• _Entries shown_:
+++++

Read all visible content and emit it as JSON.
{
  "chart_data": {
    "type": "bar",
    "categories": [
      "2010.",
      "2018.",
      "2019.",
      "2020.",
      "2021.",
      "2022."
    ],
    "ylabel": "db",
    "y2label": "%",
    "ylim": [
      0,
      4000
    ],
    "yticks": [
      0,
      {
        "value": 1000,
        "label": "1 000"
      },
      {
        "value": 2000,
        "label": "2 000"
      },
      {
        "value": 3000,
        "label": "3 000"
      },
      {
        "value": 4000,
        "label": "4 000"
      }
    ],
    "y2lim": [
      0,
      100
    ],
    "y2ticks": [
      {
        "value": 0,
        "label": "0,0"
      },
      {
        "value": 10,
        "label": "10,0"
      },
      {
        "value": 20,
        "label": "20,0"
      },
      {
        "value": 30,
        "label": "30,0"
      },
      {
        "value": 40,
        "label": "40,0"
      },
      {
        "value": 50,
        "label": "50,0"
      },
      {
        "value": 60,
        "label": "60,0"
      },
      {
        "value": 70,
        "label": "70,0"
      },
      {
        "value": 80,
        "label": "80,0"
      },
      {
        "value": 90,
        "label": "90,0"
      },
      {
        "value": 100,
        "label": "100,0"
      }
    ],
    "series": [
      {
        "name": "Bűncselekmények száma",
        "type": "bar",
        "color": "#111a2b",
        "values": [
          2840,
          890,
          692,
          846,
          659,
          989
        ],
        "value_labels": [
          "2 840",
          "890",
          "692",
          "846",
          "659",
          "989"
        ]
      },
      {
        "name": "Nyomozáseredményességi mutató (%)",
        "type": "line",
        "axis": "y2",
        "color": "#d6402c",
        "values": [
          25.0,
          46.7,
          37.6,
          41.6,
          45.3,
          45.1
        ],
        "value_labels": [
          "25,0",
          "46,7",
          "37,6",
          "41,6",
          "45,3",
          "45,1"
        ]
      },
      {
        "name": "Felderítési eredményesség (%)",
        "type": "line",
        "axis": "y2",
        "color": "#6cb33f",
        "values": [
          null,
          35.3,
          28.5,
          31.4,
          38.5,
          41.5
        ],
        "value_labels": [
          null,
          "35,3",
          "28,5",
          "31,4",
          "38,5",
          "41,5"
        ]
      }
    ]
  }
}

+++++

• _Task prompt_:
Restate every line of the data word for word.

• _Solution_:
Read all visible content and emit it as JSON.
{
  "chart_data": {
    "type": "bar",
    "categories": [
      "2010.",
      "2018.",
      "2019.",
      "2020.",
      "2021.",
      "2022."
    ],
    "ylabel": "db",
    "y2label": "%",
    "ylim": [
      0,
      4000
    ],
    "yticks": [
      0,
      {
        "value": 1000,
        "label": "1 000"
      },
      {
        "value": 2000,
        "label": "2 000"
      },
      {
        "value": 3000,
        "label": "3 000"
      },
      {
        "value": 4000,
        "label": "4 000"
      }
    ],
    "y2lim": [
      0,
      100
    ],
    "y2ticks": [
      {
        "value": 0,
        "label": "0,0"
      },
      {
        "value": 10,
        "label": "10,0"
      },
      {
        "value": 20,
        "label": "20,0"
      },
      {
        "value": 30,
        "label": "30,0"
      },
      {
        "value": 40,
        "label": "40,0"
      },
      {
        "value": 50,
        "label": "50,0"
      },
      {
        "value": 60,
        "label": "60,0"
      },
      {
        "value": 70,
        "label": "70,0"
      },
      {
        "value": 80,
        "label": "80,0"
      },
      {
        "value": 90,
        "label": "90,0"
      },
      {
        "value": 100,
        "label": "100,0"
      }
    ],
    "series": [
      {
        "name": "Bűncselekmények száma",
        "type": "bar",
        "color": "#111a2b",
        "values": [
          2840,
          890,
          692,
          846,
          659,
          989
        ],
        "value_labels": [
          "2 840",
          "890",
          "692",
          "846",
          "659",
          "989"
        ]
      },
      {
        "name": "Nyomozáseredményességi mutató (%)",
        "type": "line",
        "axis": "y2",
        "color": "#d6402c",
        "values": [
          25.0,
          46.7,
          37.6,
          41.6,
          45.3,
          45.1
        ],
        "value_labels": [
          "25,0",
          "46,7",
          "37,6",
          "41,6",
          "45,3",
          "45,1"
        ]
      },
      {
        "name": "Felderítési eredményesség (%)",
        "type": "line",
        "axis": "y2",
        "color": "#6cb33f",
        "values": [
          null,
          35.3,
          28.5,
          31.4,
          38.5,
          41.5
        ],
        "value_labels": [
          null,
          "35,3",
          "28,5",
          "31,4",
          "38,5",
          "41,5"
        ]
      }
    ]
  }
}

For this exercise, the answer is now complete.